##### Material to process #####

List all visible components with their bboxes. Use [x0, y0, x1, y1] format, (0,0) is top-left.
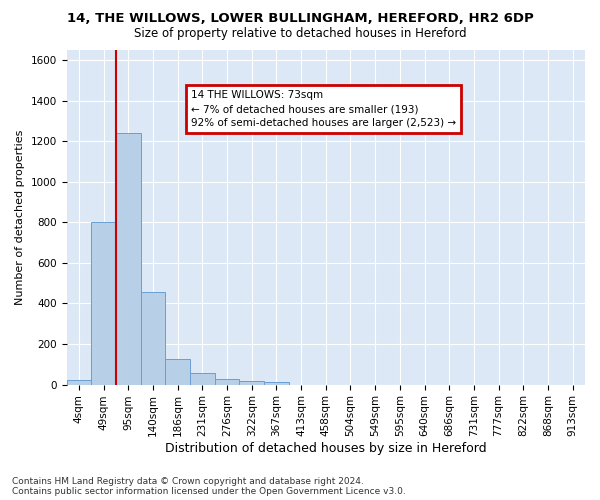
Bar	[140, 292, 165, 384]
Text: 14, THE WILLOWS, LOWER BULLINGHAM, HEREFORD, HR2 6DP: 14, THE WILLOWS, LOWER BULLINGHAM, HEREF…	[67, 12, 533, 26]
Text: Contains HM Land Registry data © Crown copyright and database right 2024.: Contains HM Land Registry data © Crown c…	[12, 477, 364, 486]
Bar	[91, 222, 116, 384]
X-axis label: Distribution of detached houses by size in Hereford: Distribution of detached houses by size …	[165, 442, 487, 455]
Bar	[190, 373, 215, 384]
Bar	[67, 380, 91, 384]
Text: 14 THE WILLOWS: 73sqm
← 7% of detached houses are smaller (193)
92% of semi-deta: 14 THE WILLOWS: 73sqm ← 7% of detached h…	[191, 90, 456, 128]
Y-axis label: Number of detached properties: Number of detached properties	[15, 130, 25, 305]
Text: Size of property relative to detached houses in Hereford: Size of property relative to detached ho…	[134, 28, 466, 40]
Bar	[215, 379, 239, 384]
Bar	[116, 133, 140, 384]
Bar	[239, 381, 264, 384]
Bar	[264, 382, 289, 384]
Bar	[165, 359, 190, 384]
Text: Contains public sector information licensed under the Open Government Licence v3: Contains public sector information licen…	[12, 487, 406, 496]
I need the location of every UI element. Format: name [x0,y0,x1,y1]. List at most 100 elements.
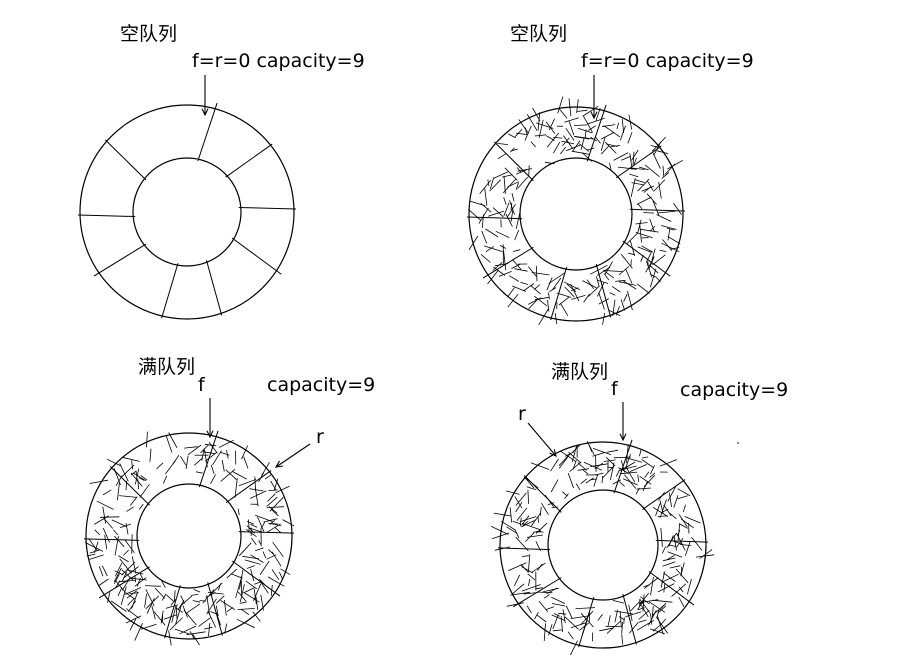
panel2-ring-hatch-mark [533,108,541,121]
panel4-ring-hatch-mark [544,623,545,641]
panel4-ring-slot-divider [623,594,637,644]
panel2-ring-hatch-mark [528,298,541,305]
panel4-ring-hatch-mark [613,600,624,603]
panel1-ring-slot-divider [198,103,217,161]
panel2-ring-hatch-mark [547,277,552,290]
panel3-ring-hatch-mark [119,496,137,498]
panel3-ring-hatch-mark [178,600,184,610]
panel3-ring-hatch-mark [183,606,188,618]
panel2-ring-hatch-mark [621,156,631,160]
panel3-title: 满队列 [138,358,195,377]
panel4-ring-hatch-mark [524,477,534,488]
panel3-ring-hatch-mark [272,552,281,567]
panel2-ring-hatch-mark [658,211,675,213]
panel3-ring-hatch-mark [227,607,233,611]
panel3-ring-hatch-mark [279,572,282,579]
panel4-ring-hatch-mark [664,583,665,592]
panel3-ring-hatch-mark [199,617,211,626]
panel4-ring-hatch-mark [620,611,621,628]
panel2-ring-hatch-mark [614,153,629,161]
panel2-ring-hatch-mark [566,128,574,140]
panel4-ring-hatch-mark [581,613,594,627]
panel2-ring-hatch-mark [601,132,614,139]
panel3-ring-inner-circle [137,484,241,588]
panel4-ring-hatch-mark [610,463,614,480]
panel4-ring-hatch-mark [638,475,639,482]
panel3-ring-hatch-mark [204,627,212,629]
panel2-ring-hatch-mark [528,267,536,277]
panel3-ring-slot-divider [226,471,271,503]
panel2-title: 空队列 [510,25,567,44]
panel3-ring-hatch-mark [247,566,255,569]
panel4-ring-hatch-mark [653,600,673,602]
panel3-ring-hatch-mark [238,608,255,609]
panel4-ring-hatch-mark [527,606,531,614]
panel2-ring-hatch-mark [503,179,516,193]
panel4-ring-hatch-mark [668,552,683,558]
panel4-ring-hatch-mark [528,579,530,586]
panel3-rear-arrow-head [276,461,283,467]
panel3-ring-hatch-mark [163,476,166,484]
panel3-ring-hatch-mark [147,432,148,448]
panel4-ring-hatch-mark [552,604,565,607]
panel3-ring-hatch-mark [113,530,118,535]
panel3-ring-hatch-mark [126,609,139,619]
panel4-ring-inner-circle [548,490,658,600]
panel2-ring-hatch-mark [652,137,665,151]
panel2-ring-hatch-mark [512,193,514,201]
panel4-ring-hatch-mark [559,454,570,468]
panel1-ring-slot-divider [105,140,146,180]
panel3-ring-hatch-mark [241,609,249,615]
panel4-ring-hatch-mark [674,536,677,551]
panel2-ring-hatch-mark [596,276,599,286]
panel3-ring-hatch-mark [184,447,197,448]
panel2-ring-hatch-mark [504,251,506,270]
panel4-ring-hatch-mark [539,601,548,612]
panel2-ring-hatch-mark [469,236,478,250]
panel2-ring-hatch-mark [617,123,619,129]
panel4-ring-hatch-mark [551,597,565,603]
panel2-ring-hatch-mark [505,168,518,181]
panel2-ring-hatch-mark [601,137,605,151]
panel2-ring-hatch-mark [560,147,565,154]
panel3-ring-hatch-mark [150,449,151,462]
panel4-ring-hatch-mark [643,481,648,491]
panel2-pointer-text: f=r=0 capacity=9 [581,52,754,71]
panel4-ring-hatch-mark [540,507,541,516]
panel3-ring-slot-divider [239,532,294,533]
panel2-ring-hatch-mark [577,110,587,111]
panel2-ring-hatch-mark [632,150,639,160]
panel4-ring-hatch-mark [521,567,533,574]
panel2-ring-hatch-mark [516,212,520,229]
panel3-ring-hatch-mark [117,483,119,500]
panel2-ring-hatch-mark [638,204,642,209]
panel4-ring-hatch-mark [651,577,654,595]
panel2-ring-hatch-mark [494,172,508,179]
panel4-ring-hatch-mark [602,476,603,483]
panel4-ring-hatch-mark [642,457,648,458]
panel4-ring-hatch-mark [685,517,701,524]
panel4-ring-hatch-mark [517,508,527,521]
panel4-rear-label: r [518,405,526,424]
panel3-ring-hatch-mark [191,594,198,595]
panel4-ring-hatch-mark [532,563,546,572]
panel1-ring-inner-circle [133,158,241,266]
panel3-ring-hatch-mark [122,457,140,461]
panel3-ring-hatch-mark [188,445,201,455]
panel2-ring-hatch-mark [553,142,559,153]
panel3-ring-hatch-mark [176,606,177,619]
panel2-ring-hatch-mark [511,210,513,222]
panel4-ring-hatch-mark [535,588,543,589]
panel2-ring-hatch-mark [569,121,574,135]
panel3-ring-hatch-mark [203,590,214,604]
panel4-ring-hatch-mark [677,496,687,499]
panel4-ring-hatch-mark [662,547,665,554]
panel3-ring-hatch-mark [167,595,174,601]
panel2-ring-hatch-mark [577,99,579,113]
panel4-ring-hatch-mark [670,566,680,568]
panel4-ring-hatch-mark [674,495,678,507]
panel3-ring-hatch-mark [97,501,114,509]
panel1-ring-slot-divider [78,215,135,217]
panel3-ring-hatch-mark [226,470,237,480]
panel2-ring-hatch-mark [535,135,547,136]
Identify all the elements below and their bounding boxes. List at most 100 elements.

#####

→ Directions
Copy out every line above word for word, leaving out the pictures.

→ Exercise response
List all visible components with their bboxes. Use [x0, y0, x1, y1] format, (0,0) is top-left.
Bar	[140, 292, 165, 384]
Text: 14, THE WILLOWS, LOWER BULLINGHAM, HEREFORD, HR2 6DP: 14, THE WILLOWS, LOWER BULLINGHAM, HEREF…	[67, 12, 533, 26]
Text: Contains HM Land Registry data © Crown copyright and database right 2024.: Contains HM Land Registry data © Crown c…	[12, 477, 364, 486]
Bar	[91, 222, 116, 384]
X-axis label: Distribution of detached houses by size in Hereford: Distribution of detached houses by size …	[165, 442, 487, 455]
Bar	[190, 373, 215, 384]
Bar	[67, 380, 91, 384]
Text: 14 THE WILLOWS: 73sqm
← 7% of detached houses are smaller (193)
92% of semi-deta: 14 THE WILLOWS: 73sqm ← 7% of detached h…	[191, 90, 456, 128]
Y-axis label: Number of detached properties: Number of detached properties	[15, 130, 25, 305]
Text: Size of property relative to detached houses in Hereford: Size of property relative to detached ho…	[134, 28, 466, 40]
Bar	[215, 379, 239, 384]
Bar	[116, 133, 140, 384]
Bar	[239, 381, 264, 384]
Bar	[264, 382, 289, 384]
Bar	[165, 359, 190, 384]
Text: Contains public sector information licensed under the Open Government Licence v3: Contains public sector information licen…	[12, 487, 406, 496]
I need the location of every UI element. Format: name [x0,y0,x1,y1]. List at most 100 elements.
panel2-ring-hatch-mark [533,108,541,121]
panel4-ring-hatch-mark [544,623,545,641]
panel4-ring-slot-divider [623,594,637,644]
panel2-ring-hatch-mark [528,298,541,305]
panel4-ring-hatch-mark [613,600,624,603]
panel1-ring-slot-divider [198,103,217,161]
panel2-ring-hatch-mark [547,277,552,290]
panel3-ring-hatch-mark [119,496,137,498]
panel3-ring-hatch-mark [178,600,184,610]
panel3-ring-hatch-mark [183,606,188,618]
panel2-ring-hatch-mark [621,156,631,160]
panel3-title: 满队列 [138,358,195,377]
panel4-ring-hatch-mark [524,477,534,488]
panel3-ring-hatch-mark [272,552,281,567]
panel2-ring-hatch-mark [658,211,675,213]
panel3-ring-hatch-mark [227,607,233,611]
panel3-ring-hatch-mark [279,572,282,579]
panel4-ring-hatch-mark [664,583,665,592]
panel3-ring-hatch-mark [199,617,211,626]
panel4-ring-hatch-mark [620,611,621,628]
panel2-ring-hatch-mark [614,153,629,161]
panel2-ring-hatch-mark [566,128,574,140]
panel4-ring-hatch-mark [581,613,594,627]
panel2-ring-hatch-mark [601,132,614,139]
panel3-ring-inner-circle [137,484,241,588]
panel4-ring-hatch-mark [610,463,614,480]
panel4-ring-hatch-mark [638,475,639,482]
panel3-ring-hatch-mark [204,627,212,629]
panel2-ring-hatch-mark [528,267,536,277]
panel3-ring-slot-divider [226,471,271,503]
panel2-title: 空队列 [510,25,567,44]
panel3-ring-hatch-mark [247,566,255,569]
panel4-ring-hatch-mark [653,600,673,602]
panel3-ring-hatch-mark [238,608,255,609]
panel4-ring-hatch-mark [527,606,531,614]
panel2-ring-hatch-mark [503,179,516,193]
panel4-ring-hatch-mark [668,552,683,558]
panel4-ring-hatch-mark [528,579,530,586]
panel3-rear-arrow-head [276,461,283,467]
panel3-ring-hatch-mark [163,476,166,484]
panel3-ring-hatch-mark [147,432,148,448]
panel4-ring-hatch-mark [552,604,565,607]
panel3-ring-hatch-mark [113,530,118,535]
panel3-ring-hatch-mark [126,609,139,619]
panel4-ring-inner-circle [548,490,658,600]
panel2-ring-hatch-mark [652,137,665,151]
panel2-ring-hatch-mark [512,193,514,201]
panel4-ring-hatch-mark [559,454,570,468]
panel1-ring-slot-divider [105,140,146,180]
panel3-ring-hatch-mark [241,609,249,615]
panel4-ring-hatch-mark [674,536,677,551]
panel2-ring-hatch-mark [596,276,599,286]
panel3-ring-hatch-mark [184,447,197,448]
panel2-ring-hatch-mark [504,251,506,270]
panel4-ring-hatch-mark [539,601,548,612]
panel2-ring-hatch-mark [469,236,478,250]
panel2-ring-hatch-mark [617,123,619,129]
panel4-ring-hatch-mark [551,597,565,603]
panel2-ring-hatch-mark [505,168,518,181]
panel2-ring-hatch-mark [601,137,605,151]
panel2-ring-hatch-mark [560,147,565,154]
panel3-ring-hatch-mark [150,449,151,462]
panel4-ring-hatch-mark [643,481,648,491]
panel2-pointer-text: f=r=0 capacity=9 [581,52,754,71]
panel4-ring-hatch-mark [540,507,541,516]
panel3-ring-slot-divider [239,532,294,533]
panel2-ring-hatch-mark [577,110,587,111]
panel2-ring-hatch-mark [632,150,639,160]
panel4-ring-hatch-mark [521,567,533,574]
panel2-ring-hatch-mark [516,212,520,229]
panel3-ring-hatch-mark [117,483,119,500]
panel2-ring-hatch-mark [638,204,642,209]
panel4-ring-hatch-mark [651,577,654,595]
panel2-ring-hatch-mark [494,172,508,179]
panel4-ring-hatch-mark [602,476,603,483]
panel4-ring-hatch-mark [642,457,648,458]
panel4-ring-hatch-mark [685,517,701,524]
panel4-ring-hatch-mark [517,508,527,521]
panel4-rear-label: r [518,405,526,424]
panel3-ring-hatch-mark [191,594,198,595]
panel4-ring-hatch-mark [532,563,546,572]
panel1-ring-inner-circle [133,158,241,266]
panel3-ring-hatch-mark [122,457,140,461]
panel3-ring-hatch-mark [188,445,201,455]
panel2-ring-hatch-mark [553,142,559,153]
panel3-ring-hatch-mark [176,606,177,619]
panel2-ring-hatch-mark [511,210,513,222]
panel4-ring-hatch-mark [535,588,543,589]
panel2-ring-hatch-mark [569,121,574,135]
panel3-ring-hatch-mark [203,590,214,604]
panel4-ring-hatch-mark [677,496,687,499]
panel4-ring-hatch-mark [662,547,665,554]
panel3-ring-hatch-mark [167,595,174,601]
panel2-ring-hatch-mark [577,99,579,113]
panel4-ring-hatch-mark [670,566,680,568]
panel4-ring-hatch-mark [674,495,678,507]
panel3-ring-hatch-mark [97,501,114,509]
panel1-ring-slot-divider [78,215,135,217]
panel3-ring-hatch-mark [226,470,237,480]
panel2-ring-hatch-mark [535,135,547,136]
Identify all the elements below and their bounding boxes. List at most 100 elements.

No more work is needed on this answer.